» **Written request**
Locate every line that holds the string "about" and copy it.

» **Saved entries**
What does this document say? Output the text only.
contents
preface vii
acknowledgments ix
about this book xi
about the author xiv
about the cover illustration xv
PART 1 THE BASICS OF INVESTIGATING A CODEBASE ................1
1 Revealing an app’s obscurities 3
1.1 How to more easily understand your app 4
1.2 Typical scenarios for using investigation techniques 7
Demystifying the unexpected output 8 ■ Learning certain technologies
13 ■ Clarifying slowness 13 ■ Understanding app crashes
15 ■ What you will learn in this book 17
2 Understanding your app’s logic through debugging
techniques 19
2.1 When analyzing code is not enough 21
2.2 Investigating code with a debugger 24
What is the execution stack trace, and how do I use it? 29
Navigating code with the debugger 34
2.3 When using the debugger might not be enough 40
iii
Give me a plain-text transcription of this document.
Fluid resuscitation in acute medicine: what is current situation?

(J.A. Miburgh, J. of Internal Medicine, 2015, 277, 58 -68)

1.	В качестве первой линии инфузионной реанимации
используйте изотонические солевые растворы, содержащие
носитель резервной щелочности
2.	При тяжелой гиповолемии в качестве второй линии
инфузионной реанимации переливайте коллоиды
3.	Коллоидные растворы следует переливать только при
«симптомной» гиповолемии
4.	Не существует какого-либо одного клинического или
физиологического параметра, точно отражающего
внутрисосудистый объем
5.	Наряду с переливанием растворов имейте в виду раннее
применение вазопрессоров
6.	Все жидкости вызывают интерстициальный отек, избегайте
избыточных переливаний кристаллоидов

» **Exercise solution**
about this book xi
about the author xiv
about the cover illustration xv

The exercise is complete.